(Data excerpts)
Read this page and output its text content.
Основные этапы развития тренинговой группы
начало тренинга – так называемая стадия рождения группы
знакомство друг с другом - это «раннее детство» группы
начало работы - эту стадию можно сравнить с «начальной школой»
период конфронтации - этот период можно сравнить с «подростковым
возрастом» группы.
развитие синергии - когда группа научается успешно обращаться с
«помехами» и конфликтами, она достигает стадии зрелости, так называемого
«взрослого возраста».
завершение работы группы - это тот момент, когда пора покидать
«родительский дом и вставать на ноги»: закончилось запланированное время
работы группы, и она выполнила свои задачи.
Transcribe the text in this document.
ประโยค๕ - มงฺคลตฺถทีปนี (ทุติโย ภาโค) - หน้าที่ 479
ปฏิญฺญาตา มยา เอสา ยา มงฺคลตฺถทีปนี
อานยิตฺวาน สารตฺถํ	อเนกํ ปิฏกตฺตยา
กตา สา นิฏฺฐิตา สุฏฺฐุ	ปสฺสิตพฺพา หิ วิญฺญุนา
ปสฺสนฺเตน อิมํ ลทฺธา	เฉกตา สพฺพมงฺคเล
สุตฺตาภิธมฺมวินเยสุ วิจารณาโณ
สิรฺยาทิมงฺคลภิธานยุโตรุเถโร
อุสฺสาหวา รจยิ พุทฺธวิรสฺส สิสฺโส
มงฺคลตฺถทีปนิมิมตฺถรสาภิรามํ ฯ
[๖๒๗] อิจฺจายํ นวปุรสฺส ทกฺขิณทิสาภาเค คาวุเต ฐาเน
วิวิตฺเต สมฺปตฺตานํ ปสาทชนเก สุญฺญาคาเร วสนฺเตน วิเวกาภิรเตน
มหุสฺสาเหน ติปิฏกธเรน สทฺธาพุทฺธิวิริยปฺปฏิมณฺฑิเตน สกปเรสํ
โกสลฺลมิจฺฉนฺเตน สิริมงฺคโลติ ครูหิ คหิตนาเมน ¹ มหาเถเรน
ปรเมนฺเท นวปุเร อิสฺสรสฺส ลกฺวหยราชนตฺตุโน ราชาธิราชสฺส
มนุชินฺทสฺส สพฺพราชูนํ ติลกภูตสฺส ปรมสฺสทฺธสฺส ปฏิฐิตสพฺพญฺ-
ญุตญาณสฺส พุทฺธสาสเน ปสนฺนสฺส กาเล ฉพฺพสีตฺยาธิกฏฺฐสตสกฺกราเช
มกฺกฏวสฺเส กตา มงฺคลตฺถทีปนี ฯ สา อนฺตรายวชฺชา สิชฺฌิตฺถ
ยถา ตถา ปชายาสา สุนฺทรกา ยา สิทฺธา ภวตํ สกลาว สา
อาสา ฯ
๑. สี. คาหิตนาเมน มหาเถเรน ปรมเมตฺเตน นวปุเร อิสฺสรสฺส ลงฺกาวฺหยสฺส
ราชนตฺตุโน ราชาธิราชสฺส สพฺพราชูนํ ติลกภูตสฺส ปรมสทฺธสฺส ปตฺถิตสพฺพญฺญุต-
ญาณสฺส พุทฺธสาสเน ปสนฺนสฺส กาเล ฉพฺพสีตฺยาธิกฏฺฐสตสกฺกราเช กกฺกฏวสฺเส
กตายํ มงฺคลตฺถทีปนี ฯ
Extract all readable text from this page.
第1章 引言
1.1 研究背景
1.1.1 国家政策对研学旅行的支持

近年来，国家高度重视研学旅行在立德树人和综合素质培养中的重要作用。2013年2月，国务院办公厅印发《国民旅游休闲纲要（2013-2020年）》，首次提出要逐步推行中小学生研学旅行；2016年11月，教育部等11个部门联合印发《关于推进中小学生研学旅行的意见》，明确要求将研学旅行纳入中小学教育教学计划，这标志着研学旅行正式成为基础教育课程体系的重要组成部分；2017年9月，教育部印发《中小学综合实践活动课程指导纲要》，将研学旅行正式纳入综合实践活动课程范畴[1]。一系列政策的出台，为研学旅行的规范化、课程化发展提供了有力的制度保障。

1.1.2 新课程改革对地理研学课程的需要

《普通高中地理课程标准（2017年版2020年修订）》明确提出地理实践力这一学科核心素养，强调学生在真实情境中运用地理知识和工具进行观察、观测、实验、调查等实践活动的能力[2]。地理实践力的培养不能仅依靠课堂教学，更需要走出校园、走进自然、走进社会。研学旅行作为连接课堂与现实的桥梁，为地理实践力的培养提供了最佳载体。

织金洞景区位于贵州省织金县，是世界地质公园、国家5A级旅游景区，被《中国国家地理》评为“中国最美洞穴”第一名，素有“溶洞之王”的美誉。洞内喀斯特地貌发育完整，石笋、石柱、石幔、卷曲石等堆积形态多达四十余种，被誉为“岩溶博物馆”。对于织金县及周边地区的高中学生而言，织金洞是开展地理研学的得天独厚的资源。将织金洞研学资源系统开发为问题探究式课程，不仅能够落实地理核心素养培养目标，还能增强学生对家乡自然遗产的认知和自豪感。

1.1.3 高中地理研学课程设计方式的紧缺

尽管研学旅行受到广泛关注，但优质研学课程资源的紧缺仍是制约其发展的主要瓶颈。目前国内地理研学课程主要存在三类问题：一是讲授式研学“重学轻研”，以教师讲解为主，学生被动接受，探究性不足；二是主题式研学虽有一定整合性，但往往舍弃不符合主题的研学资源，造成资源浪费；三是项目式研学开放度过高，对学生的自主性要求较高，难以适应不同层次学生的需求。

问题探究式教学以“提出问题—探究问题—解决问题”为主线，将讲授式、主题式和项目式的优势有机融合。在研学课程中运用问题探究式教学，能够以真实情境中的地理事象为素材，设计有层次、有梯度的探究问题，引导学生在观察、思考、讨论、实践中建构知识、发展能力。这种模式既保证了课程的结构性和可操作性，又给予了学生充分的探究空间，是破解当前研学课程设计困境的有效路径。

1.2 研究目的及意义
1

Aim: Using the listing above, please repeat every entry exactly.

The completed task:
Read this page and output its text content.
Основные этапы развития тренинговой группы
начало тренинга – так называемая стадия рождения группы
знакомство друг с другом - это «раннее детство» группы
начало работы - эту стадию можно сравнить с «начальной школой»
период конфронтации - этот период можно сравнить с «подростковым
возрастом» группы.
развитие синергии - когда группа научается успешно обращаться с
«помехами» и конфликтами, она достигает стадии зрелости, так называемого
«взрослого возраста».
завершение работы группы - это тот момент, когда пора покидать
«родительский дом и вставать на ноги»: закончилось запланированное время
работы группы, и она выполнила свои задачи.
Transcribe the text in this document.
ประโยค๕ - มงฺคลตฺถทีปนี (ทุติโย ภาโค) - หน้าที่ 479
ปฏิญฺญาตา มยา เอสา ยา มงฺคลตฺถทีปนี
อานยิตฺวาน สารตฺถํ	อเนกํ ปิฏกตฺตยา
กตา สา นิฏฺฐิตา สุฏฺฐุ	ปสฺสิตพฺพา หิ วิญฺญุนา
ปสฺสนฺเตน อิมํ ลทฺธา	เฉกตา สพฺพมงฺคเล
สุตฺตาภิธมฺมวินเยสุ วิจารณาโณ
สิรฺยาทิมงฺคลภิธานยุโตรุเถโร
อุสฺสาหวา รจยิ พุทฺธวิรสฺส สิสฺโส
มงฺคลตฺถทีปนิมิมตฺถรสาภิรามํ ฯ
[๖๒๗] อิจฺจายํ นวปุรสฺส ทกฺขิณทิสาภาเค คาวุเต ฐาเน
วิวิตฺเต สมฺปตฺตานํ ปสาทชนเก สุญฺญาคาเร วสนฺเตน วิเวกาภิรเตน
มหุสฺสาเหน ติปิฏกธเรน สทฺธาพุทฺธิวิริยปฺปฏิมณฺฑิเตน สกปเรสํ
โกสลฺลมิจฺฉนฺเตน สิริมงฺคโลติ ครูหิ คหิตนาเมน ¹ มหาเถเรน
ปรเมนฺเท นวปุเร อิสฺสรสฺส ลกฺวหยราชนตฺตุโน ราชาธิราชสฺส
มนุชินฺทสฺส สพฺพราชูนํ ติลกภูตสฺส ปรมสฺสทฺธสฺส ปฏิฐิตสพฺพญฺ-
ญุตญาณสฺส พุทฺธสาสเน ปสนฺนสฺส กาเล ฉพฺพสีตฺยาธิกฏฺฐสตสกฺกราเช
มกฺกฏวสฺเส กตา มงฺคลตฺถทีปนี ฯ สา อนฺตรายวชฺชา สิชฺฌิตฺถ
ยถา ตถา ปชายาสา สุนฺทรกา ยา สิทฺธา ภวตํ สกลาว สา
อาสา ฯ
๑. สี. คาหิตนาเมน มหาเถเรน ปรมเมตฺเตน นวปุเร อิสฺสรสฺส ลงฺกาวฺหยสฺส
ราชนตฺตุโน ราชาธิราชสฺส สพฺพราชูนํ ติลกภูตสฺส ปรมสทฺธสฺส ปตฺถิตสพฺพญฺญุต-
ญาณสฺส พุทฺธสาสเน ปสนฺนสฺส กาเล ฉพฺพสีตฺยาธิกฏฺฐสตสกฺกราเช กกฺกฏวสฺเส
กตายํ มงฺคลตฺถทีปนี ฯ
Extract all readable text from this page.
第1章 引言
1.1 研究背景
1.1.1 国家政策对研学旅行的支持

近年来，国家高度重视研学旅行在立德树人和综合素质培养中的重要作用。2013年2月，国务院办公厅印发《国民旅游休闲纲要（2013-2020年）》，首次提出要逐步推行中小学生研学旅行；2016年11月，教育部等11个部门联合印发《关于推进中小学生研学旅行的意见》，明确要求将研学旅行纳入中小学教育教学计划，这标志着研学旅行正式成为基础教育课程体系的重要组成部分；2017年9月，教育部印发《中小学综合实践活动课程指导纲要》，将研学旅行正式纳入综合实践活动课程范畴[1]。一系列政策的出台，为研学旅行的规范化、课程化发展提供了有力的制度保障。

1.1.2 新课程改革对地理研学课程的需要

《普通高中地理课程标准（2017年版2020年修订）》明确提出地理实践力这一学科核心素养，强调学生在真实情境中运用地理知识和工具进行观察、观测、实验、调查等实践活动的能力[2]。地理实践力的培养不能仅依靠课堂教学，更需要走出校园、走进自然、走进社会。研学旅行作为连接课堂与现实的桥梁，为地理实践力的培养提供了最佳载体。

织金洞景区位于贵州省织金县，是世界地质公园、国家5A级旅游景区，被《中国国家地理》评为“中国最美洞穴”第一名，素有“溶洞之王”的美誉。洞内喀斯特地貌发育完整，石笋、石柱、石幔、卷曲石等堆积形态多达四十余种，被誉为“岩溶博物馆”。对于织金县及周边地区的高中学生而言，织金洞是开展地理研学的得天独厚的资源。将织金洞研学资源系统开发为问题探究式课程，不仅能够落实地理核心素养培养目标，还能增强学生对家乡自然遗产的认知和自豪感。

1.1.3 高中地理研学课程设计方式的紧缺

尽管研学旅行受到广泛关注，但优质研学课程资源的紧缺仍是制约其发展的主要瓶颈。目前国内地理研学课程主要存在三类问题：一是讲授式研学“重学轻研”，以教师讲解为主，学生被动接受，探究性不足；二是主题式研学虽有一定整合性，但往往舍弃不符合主题的研学资源，造成资源浪费；三是项目式研学开放度过高，对学生的自主性要求较高，难以适应不同层次学生的需求。

问题探究式教学以“提出问题—探究问题—解决问题”为主线，将讲授式、主题式和项目式的优势有机融合。在研学课程中运用问题探究式教学，能够以真实情境中的地理事象为素材，设计有层次、有梯度的探究问题，引导学生在观察、思考、讨论、实践中建构知识、发展能力。这种模式既保证了课程的结构性和可操作性，又给予了学生充分的探究空间，是破解当前研学课程设计困境的有效路径。

1.2 研究目的及意义
1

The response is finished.